START
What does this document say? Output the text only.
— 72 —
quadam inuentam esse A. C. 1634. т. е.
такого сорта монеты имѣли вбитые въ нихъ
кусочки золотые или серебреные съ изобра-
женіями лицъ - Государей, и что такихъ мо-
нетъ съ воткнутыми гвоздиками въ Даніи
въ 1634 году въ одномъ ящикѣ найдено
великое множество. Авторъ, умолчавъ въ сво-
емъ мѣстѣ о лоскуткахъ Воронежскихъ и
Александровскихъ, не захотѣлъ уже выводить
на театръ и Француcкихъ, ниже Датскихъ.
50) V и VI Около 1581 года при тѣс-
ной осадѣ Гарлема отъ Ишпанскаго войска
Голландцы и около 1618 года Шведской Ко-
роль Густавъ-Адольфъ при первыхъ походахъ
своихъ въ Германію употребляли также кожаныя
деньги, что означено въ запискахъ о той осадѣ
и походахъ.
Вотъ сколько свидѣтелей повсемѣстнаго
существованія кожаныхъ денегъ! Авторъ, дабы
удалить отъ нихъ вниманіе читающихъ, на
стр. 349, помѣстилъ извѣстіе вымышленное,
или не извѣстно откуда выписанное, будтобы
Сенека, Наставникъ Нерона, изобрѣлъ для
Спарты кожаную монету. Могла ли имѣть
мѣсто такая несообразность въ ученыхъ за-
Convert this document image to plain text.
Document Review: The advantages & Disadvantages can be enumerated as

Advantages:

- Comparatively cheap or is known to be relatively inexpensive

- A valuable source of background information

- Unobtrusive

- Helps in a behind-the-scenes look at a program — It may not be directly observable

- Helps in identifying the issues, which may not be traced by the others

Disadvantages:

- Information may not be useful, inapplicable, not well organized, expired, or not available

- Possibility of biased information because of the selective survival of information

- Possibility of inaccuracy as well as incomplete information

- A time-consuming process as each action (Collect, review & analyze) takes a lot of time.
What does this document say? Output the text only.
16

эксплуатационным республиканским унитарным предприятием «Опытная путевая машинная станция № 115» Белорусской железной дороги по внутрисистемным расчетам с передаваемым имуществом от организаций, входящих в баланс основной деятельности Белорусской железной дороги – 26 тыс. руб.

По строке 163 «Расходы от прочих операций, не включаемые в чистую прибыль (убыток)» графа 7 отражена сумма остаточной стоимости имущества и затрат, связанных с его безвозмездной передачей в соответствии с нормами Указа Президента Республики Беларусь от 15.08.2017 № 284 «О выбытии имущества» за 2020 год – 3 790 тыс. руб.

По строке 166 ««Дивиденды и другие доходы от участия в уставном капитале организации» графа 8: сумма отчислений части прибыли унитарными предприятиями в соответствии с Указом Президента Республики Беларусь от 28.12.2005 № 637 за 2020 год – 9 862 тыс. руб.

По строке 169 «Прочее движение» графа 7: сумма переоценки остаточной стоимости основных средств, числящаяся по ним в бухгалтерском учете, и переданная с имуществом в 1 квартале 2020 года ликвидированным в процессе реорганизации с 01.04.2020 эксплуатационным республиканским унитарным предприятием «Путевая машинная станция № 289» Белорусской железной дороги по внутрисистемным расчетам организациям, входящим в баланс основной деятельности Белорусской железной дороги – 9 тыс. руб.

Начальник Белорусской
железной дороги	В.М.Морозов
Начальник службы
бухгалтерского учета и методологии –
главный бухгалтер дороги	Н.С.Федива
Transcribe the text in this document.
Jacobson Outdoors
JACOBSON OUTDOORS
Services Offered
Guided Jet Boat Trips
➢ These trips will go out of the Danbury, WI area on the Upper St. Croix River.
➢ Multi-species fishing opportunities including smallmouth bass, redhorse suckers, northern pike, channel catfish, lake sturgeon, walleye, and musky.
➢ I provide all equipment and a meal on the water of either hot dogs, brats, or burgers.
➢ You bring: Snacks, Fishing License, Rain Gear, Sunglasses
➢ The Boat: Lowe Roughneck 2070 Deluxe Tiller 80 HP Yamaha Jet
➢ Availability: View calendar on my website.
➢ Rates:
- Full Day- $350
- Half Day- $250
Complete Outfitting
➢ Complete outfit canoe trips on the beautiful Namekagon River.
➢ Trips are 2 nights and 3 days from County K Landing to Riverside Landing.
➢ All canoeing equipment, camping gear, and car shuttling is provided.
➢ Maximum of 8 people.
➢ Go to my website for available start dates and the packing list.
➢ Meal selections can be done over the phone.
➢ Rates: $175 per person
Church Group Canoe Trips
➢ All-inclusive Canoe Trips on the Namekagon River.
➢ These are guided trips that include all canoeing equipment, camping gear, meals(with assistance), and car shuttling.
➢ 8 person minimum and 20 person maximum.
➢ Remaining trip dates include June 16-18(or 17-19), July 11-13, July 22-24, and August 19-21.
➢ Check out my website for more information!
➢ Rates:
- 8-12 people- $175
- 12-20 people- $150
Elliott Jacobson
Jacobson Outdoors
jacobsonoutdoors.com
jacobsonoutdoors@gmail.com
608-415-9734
END
■ EXERCISE TASK: Transcribe the material above in its entirety. Match it exactly.

■ ANSWER TO THE PROBLEM:
What does this document say? Output the text only.
— 72 —
quadam inuentam esse A. C. 1634. т. е.
такого сорта монеты имѣли вбитые въ нихъ
кусочки золотые или серебреные съ изобра-
женіями лицъ - Государей, и что такихъ мо-
нетъ съ воткнутыми гвоздиками въ Даніи
въ 1634 году въ одномъ ящикѣ найдено
великое множество. Авторъ, умолчавъ въ сво-
емъ мѣстѣ о лоскуткахъ Воронежскихъ и
Александровскихъ, не захотѣлъ уже выводить
на театръ и Француcкихъ, ниже Датскихъ.
50) V и VI Около 1581 года при тѣс-
ной осадѣ Гарлема отъ Ишпанскаго войска
Голландцы и около 1618 года Шведской Ко-
роль Густавъ-Адольфъ при первыхъ походахъ
своихъ въ Германію употребляли также кожаныя
деньги, что означено въ запискахъ о той осадѣ
и походахъ.
Вотъ сколько свидѣтелей повсемѣстнаго
существованія кожаныхъ денегъ! Авторъ, дабы
удалить отъ нихъ вниманіе читающихъ, на
стр. 349, помѣстилъ извѣстіе вымышленное,
или не извѣстно откуда выписанное, будтобы
Сенека, Наставникъ Нерона, изобрѣлъ для
Спарты кожаную монету. Могла ли имѣть
мѣсто такая несообразность въ ученыхъ за-
Convert this document image to plain text.
Document Review: The advantages & Disadvantages can be enumerated as

Advantages:

- Comparatively cheap or is known to be relatively inexpensive

- A valuable source of background information

- Unobtrusive

- Helps in a behind-the-scenes look at a program — It may not be directly observable

- Helps in identifying the issues, which may not be traced by the others

Disadvantages:

- Information may not be useful, inapplicable, not well organized, expired, or not available

- Possibility of biased information because of the selective survival of information

- Possibility of inaccuracy as well as incomplete information

- A time-consuming process as each action (Collect, review & analyze) takes a lot of time.
What does this document say? Output the text only.
16

эксплуатационным республиканским унитарным предприятием «Опытная путевая машинная станция № 115» Белорусской железной дороги по внутрисистемным расчетам с передаваемым имуществом от организаций, входящих в баланс основной деятельности Белорусской железной дороги – 26 тыс. руб.

По строке 163 «Расходы от прочих операций, не включаемые в чистую прибыль (убыток)» графа 7 отражена сумма остаточной стоимости имущества и затрат, связанных с его безвозмездной передачей в соответствии с нормами Указа Президента Республики Беларусь от 15.08.2017 № 284 «О выбытии имущества» за 2020 год – 3 790 тыс. руб.

По строке 166 ««Дивиденды и другие доходы от участия в уставном капитале организации» графа 8: сумма отчислений части прибыли унитарными предприятиями в соответствии с Указом Президента Республики Беларусь от 28.12.2005 № 637 за 2020 год – 9 862 тыс. руб.

По строке 169 «Прочее движение» графа 7: сумма переоценки остаточной стоимости основных средств, числящаяся по ним в бухгалтерском учете, и переданная с имуществом в 1 квартале 2020 года ликвидированным в процессе реорганизации с 01.04.2020 эксплуатационным республиканским унитарным предприятием «Путевая машинная станция № 289» Белорусской железной дороги по внутрисистемным расчетам организациям, входящим в баланс основной деятельности Белорусской железной дороги – 9 тыс. руб.

Начальник Белорусской
железной дороги	В.М.Морозов
Начальник службы
бухгалтерского учета и методологии –
главный бухгалтер дороги	Н.С.Федива
Transcribe the text in this document.
Jacobson Outdoors
JACOBSON OUTDOORS
Services Offered
Guided Jet Boat Trips
➢ These trips will go out of the Danbury, WI area on the Upper St. Croix River.
➢ Multi-species fishing opportunities including smallmouth bass, redhorse suckers, northern pike, channel catfish, lake sturgeon, walleye, and musky.
➢ I provide all equipment and a meal on the water of either hot dogs, brats, or burgers.
➢ You bring: Snacks, Fishing License, Rain Gear, Sunglasses
➢ The Boat: Lowe Roughneck 2070 Deluxe Tiller 80 HP Yamaha Jet
➢ Availability: View calendar on my website.
➢ Rates:
- Full Day- $350
- Half Day- $250
Complete Outfitting
➢ Complete outfit canoe trips on the beautiful Namekagon River.
➢ Trips are 2 nights and 3 days from County K Landing to Riverside Landing.
➢ All canoeing equipment, camping gear, and car shuttling is provided.
➢ Maximum of 8 people.
➢ Go to my website for available start dates and the packing list.
➢ Meal selections can be done over the phone.
➢ Rates: $175 per person
Church Group Canoe Trips
➢ All-inclusive Canoe Trips on the Namekagon River.
➢ These are guided trips that include all canoeing equipment, camping gear, meals(with assistance), and car shuttling.
➢ 8 person minimum and 20 person maximum.
➢ Remaining trip dates include June 16-18(or 17-19), July 11-13, July 22-24, and August 19-21.
➢ Check out my website for more information!
➢ Rates:
- 8-12 people- $175
- 12-20 people- $150
Elliott Jacobson
Jacobson Outdoors
jacobsonoutdoors.com
jacobsonoutdoors@gmail.com
608-415-9734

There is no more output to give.